__Brief__
Every line that includes the word "waarschijnlijkheidsredundantie" is to be listed.

__Records provided__
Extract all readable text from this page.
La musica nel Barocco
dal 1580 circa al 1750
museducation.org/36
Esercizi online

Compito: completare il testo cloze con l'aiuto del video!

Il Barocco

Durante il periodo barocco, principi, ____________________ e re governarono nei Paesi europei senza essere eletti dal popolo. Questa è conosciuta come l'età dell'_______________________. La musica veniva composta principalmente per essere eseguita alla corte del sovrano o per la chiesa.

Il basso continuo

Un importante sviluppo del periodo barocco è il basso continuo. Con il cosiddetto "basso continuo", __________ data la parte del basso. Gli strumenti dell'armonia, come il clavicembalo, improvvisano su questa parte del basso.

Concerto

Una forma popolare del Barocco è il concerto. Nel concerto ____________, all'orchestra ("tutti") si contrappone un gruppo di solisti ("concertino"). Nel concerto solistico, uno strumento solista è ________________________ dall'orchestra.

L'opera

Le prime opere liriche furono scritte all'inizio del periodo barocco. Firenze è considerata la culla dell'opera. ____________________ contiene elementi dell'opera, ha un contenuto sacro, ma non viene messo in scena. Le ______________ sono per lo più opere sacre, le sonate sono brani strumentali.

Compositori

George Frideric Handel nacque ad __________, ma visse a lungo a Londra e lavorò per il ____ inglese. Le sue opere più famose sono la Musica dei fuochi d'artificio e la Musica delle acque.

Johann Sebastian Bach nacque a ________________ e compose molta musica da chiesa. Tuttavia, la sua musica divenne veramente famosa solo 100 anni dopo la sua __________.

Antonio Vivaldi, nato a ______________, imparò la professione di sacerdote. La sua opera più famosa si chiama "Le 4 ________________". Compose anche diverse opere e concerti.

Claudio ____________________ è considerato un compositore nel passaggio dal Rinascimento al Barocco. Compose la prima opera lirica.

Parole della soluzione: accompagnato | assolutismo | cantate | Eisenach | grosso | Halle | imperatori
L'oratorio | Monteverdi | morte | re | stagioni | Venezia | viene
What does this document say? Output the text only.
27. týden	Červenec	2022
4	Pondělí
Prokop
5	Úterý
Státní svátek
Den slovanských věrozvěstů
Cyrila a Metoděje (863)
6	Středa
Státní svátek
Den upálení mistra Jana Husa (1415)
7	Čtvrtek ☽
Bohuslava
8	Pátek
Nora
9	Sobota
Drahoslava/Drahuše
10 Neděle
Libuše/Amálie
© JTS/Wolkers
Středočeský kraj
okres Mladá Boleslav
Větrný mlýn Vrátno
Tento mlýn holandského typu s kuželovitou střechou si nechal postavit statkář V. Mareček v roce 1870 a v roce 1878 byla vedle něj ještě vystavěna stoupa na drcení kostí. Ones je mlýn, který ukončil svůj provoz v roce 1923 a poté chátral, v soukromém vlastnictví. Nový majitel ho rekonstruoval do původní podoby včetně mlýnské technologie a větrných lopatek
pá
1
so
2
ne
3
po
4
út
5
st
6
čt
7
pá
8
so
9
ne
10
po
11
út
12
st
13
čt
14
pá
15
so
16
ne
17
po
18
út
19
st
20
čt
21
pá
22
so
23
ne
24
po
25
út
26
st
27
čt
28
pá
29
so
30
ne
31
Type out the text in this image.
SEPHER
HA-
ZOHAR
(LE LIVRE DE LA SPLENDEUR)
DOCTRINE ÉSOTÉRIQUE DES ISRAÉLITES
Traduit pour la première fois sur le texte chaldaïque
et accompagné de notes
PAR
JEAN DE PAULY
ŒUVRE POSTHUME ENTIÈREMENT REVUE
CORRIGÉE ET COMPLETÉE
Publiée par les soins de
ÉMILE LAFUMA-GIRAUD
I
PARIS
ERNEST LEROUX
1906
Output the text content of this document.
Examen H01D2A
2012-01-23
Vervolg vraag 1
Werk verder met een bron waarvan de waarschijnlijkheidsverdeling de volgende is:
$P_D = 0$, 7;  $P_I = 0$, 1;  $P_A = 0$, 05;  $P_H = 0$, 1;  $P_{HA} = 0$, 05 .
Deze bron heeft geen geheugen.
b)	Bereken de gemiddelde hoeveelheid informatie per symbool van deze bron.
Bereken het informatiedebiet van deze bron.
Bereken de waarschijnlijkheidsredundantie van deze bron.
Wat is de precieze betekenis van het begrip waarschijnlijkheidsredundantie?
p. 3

__Problem solution__
Bereken de waarschijnlijkheidsredundantie van deze bron.
Wat is de precieze betekenis van het begrip waarschijnlijkheidsredundantie?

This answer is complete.